(Stored entries)
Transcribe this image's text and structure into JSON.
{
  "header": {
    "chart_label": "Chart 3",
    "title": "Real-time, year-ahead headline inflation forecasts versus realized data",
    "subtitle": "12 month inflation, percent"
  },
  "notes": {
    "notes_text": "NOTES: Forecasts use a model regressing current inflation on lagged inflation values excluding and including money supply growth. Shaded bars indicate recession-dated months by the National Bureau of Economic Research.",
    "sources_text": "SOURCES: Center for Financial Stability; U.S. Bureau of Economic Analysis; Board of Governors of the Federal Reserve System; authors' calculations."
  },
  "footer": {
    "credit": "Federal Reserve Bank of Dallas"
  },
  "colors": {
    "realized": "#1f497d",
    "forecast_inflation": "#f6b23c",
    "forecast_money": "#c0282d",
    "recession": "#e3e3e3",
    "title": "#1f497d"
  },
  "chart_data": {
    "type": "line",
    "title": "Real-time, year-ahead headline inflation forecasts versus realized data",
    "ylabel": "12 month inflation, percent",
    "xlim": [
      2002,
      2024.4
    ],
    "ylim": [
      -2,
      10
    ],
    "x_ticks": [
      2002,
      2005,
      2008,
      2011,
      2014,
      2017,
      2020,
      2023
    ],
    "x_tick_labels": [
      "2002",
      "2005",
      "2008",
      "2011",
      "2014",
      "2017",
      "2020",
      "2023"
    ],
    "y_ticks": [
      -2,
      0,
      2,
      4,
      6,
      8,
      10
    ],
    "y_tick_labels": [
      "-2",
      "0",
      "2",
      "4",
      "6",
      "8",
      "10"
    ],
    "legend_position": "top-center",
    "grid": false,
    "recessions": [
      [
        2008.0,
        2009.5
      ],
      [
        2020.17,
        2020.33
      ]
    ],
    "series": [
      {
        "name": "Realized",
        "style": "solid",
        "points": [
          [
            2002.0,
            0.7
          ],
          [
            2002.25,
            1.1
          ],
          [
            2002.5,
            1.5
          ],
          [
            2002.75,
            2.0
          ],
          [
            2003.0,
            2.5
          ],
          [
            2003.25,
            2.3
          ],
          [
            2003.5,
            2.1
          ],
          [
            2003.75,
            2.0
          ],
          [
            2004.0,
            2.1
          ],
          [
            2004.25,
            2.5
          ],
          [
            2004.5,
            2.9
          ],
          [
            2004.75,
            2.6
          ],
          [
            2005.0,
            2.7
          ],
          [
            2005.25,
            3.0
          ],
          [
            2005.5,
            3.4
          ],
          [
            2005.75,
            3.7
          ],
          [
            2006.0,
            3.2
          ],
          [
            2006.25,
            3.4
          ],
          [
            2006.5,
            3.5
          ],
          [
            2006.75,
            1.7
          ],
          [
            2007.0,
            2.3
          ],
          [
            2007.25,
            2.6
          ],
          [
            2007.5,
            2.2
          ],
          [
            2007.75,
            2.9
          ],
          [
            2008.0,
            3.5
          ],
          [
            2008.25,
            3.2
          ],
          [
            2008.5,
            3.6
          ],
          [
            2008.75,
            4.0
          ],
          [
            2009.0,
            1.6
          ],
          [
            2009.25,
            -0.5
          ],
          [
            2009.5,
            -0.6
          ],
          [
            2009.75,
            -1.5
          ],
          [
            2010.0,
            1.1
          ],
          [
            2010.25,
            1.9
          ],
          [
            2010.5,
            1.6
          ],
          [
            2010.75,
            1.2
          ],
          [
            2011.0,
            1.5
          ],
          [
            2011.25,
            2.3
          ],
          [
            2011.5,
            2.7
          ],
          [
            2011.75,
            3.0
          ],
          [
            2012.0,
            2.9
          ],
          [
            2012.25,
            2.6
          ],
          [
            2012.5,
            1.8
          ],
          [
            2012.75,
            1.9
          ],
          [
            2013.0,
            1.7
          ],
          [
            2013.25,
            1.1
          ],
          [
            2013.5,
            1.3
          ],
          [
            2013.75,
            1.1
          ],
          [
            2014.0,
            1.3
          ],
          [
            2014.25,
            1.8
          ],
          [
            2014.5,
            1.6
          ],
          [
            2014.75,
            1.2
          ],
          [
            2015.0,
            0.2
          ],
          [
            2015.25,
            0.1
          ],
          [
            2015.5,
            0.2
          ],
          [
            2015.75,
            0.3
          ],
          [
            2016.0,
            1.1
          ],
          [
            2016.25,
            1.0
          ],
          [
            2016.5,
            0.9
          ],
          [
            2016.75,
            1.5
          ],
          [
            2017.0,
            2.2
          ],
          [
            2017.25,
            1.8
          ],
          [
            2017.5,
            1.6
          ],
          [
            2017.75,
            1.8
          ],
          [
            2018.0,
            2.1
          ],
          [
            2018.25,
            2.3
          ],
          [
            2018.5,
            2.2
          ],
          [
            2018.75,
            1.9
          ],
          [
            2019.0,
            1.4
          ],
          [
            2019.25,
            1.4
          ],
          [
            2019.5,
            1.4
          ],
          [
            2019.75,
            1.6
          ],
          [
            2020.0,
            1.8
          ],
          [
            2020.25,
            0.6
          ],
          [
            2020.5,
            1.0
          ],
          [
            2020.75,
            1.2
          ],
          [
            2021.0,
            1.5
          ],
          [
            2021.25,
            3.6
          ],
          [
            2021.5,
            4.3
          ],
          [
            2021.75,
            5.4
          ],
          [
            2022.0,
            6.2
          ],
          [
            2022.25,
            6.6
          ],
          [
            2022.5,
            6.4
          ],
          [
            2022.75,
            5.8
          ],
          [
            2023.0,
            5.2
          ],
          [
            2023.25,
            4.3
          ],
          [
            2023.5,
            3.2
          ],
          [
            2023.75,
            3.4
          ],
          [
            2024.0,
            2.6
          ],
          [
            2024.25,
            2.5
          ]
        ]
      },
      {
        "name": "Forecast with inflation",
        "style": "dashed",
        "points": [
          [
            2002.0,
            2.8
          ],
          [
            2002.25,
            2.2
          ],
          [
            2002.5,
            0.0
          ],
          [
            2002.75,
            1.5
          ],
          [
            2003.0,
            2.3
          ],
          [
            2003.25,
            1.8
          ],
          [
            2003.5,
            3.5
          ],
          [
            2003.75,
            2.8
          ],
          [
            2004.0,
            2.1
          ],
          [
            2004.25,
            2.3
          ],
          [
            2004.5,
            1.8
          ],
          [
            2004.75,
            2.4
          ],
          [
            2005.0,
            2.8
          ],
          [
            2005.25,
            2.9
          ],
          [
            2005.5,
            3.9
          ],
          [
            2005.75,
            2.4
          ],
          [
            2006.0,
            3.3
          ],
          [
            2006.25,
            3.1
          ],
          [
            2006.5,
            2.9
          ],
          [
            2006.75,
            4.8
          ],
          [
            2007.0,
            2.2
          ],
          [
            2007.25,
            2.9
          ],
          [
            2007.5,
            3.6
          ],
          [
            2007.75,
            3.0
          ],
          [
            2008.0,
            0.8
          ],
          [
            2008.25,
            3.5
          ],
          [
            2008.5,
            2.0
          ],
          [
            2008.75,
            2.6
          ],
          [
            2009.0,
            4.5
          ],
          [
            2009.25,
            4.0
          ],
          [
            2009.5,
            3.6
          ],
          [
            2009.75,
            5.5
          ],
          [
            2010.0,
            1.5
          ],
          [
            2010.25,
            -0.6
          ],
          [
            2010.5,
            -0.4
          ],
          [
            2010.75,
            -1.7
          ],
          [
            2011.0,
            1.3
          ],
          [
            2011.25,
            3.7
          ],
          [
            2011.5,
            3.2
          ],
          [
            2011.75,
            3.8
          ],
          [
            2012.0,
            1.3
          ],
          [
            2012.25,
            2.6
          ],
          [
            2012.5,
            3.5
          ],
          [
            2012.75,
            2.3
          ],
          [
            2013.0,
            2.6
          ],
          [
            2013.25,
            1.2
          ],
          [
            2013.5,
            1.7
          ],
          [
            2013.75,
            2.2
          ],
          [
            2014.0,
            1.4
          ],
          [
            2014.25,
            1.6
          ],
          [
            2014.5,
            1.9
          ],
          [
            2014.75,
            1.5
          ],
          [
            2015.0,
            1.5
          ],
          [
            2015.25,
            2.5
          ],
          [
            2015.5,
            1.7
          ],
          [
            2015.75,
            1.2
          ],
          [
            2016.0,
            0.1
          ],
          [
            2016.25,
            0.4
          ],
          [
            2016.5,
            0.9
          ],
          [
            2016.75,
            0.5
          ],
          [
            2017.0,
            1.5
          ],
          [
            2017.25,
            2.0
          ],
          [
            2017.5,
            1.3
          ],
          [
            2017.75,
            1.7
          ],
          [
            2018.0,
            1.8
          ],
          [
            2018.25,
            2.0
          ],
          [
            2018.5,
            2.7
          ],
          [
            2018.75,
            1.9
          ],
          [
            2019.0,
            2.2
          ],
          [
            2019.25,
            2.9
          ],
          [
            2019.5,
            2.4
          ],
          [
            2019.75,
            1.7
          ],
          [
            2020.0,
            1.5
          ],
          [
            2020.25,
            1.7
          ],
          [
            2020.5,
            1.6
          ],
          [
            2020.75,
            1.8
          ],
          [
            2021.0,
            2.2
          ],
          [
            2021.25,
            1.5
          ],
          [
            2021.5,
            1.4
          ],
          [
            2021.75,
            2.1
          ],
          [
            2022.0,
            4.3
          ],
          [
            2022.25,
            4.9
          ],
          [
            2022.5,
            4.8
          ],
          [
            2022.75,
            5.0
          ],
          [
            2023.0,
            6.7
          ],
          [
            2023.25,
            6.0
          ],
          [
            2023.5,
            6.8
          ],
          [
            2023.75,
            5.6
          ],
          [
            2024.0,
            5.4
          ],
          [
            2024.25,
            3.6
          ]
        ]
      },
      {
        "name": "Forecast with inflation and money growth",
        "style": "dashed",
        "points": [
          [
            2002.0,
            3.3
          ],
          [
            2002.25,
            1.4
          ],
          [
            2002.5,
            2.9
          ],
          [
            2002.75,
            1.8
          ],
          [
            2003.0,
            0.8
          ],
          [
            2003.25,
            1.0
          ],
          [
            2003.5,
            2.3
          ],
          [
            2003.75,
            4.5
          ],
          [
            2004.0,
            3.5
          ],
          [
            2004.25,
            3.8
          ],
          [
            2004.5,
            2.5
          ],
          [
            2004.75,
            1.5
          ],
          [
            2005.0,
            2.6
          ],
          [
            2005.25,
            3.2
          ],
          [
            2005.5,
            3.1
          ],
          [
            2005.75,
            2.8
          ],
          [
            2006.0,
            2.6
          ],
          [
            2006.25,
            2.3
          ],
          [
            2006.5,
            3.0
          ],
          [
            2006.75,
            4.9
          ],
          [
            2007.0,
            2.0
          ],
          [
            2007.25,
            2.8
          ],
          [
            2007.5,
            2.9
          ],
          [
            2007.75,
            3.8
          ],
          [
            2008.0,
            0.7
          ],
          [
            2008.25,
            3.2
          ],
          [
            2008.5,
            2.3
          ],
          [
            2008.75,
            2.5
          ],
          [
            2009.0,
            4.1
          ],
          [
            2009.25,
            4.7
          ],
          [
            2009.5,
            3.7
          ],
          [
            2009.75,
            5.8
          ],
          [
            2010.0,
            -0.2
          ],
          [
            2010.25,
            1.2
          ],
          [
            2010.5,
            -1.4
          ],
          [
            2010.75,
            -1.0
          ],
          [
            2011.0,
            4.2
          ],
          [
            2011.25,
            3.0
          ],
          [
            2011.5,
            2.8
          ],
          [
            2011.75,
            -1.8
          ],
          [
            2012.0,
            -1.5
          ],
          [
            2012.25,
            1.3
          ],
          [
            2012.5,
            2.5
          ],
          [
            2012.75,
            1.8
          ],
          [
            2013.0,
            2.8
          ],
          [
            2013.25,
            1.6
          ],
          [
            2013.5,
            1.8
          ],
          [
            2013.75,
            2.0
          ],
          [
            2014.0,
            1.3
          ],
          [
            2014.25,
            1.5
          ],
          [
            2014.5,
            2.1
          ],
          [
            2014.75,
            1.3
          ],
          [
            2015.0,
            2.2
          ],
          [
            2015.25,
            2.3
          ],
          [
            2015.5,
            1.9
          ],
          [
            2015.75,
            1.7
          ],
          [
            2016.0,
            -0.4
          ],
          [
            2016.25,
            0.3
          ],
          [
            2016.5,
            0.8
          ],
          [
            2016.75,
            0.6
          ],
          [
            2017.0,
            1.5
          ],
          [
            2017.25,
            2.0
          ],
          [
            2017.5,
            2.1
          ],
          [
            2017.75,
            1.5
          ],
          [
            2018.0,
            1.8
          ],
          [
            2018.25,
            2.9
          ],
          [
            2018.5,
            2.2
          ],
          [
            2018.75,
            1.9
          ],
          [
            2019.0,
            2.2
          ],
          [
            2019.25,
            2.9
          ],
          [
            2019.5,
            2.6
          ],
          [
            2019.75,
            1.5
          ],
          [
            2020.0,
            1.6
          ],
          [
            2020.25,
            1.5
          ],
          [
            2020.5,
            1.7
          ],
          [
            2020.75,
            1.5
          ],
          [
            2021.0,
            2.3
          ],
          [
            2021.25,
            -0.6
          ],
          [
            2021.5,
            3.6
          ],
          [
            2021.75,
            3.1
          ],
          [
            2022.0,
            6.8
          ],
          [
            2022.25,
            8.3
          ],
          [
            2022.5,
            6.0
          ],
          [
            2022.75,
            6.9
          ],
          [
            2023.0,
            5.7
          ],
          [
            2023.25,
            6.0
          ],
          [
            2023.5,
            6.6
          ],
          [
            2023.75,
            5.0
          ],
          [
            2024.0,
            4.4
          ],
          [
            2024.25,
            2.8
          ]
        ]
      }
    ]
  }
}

DIRECTIVE: Copy and report every line where the word "percent" is present.

RESPONSE:
    "subtitle": "12 month inflation, percent"
    "ylabel": "12 month inflation, percent",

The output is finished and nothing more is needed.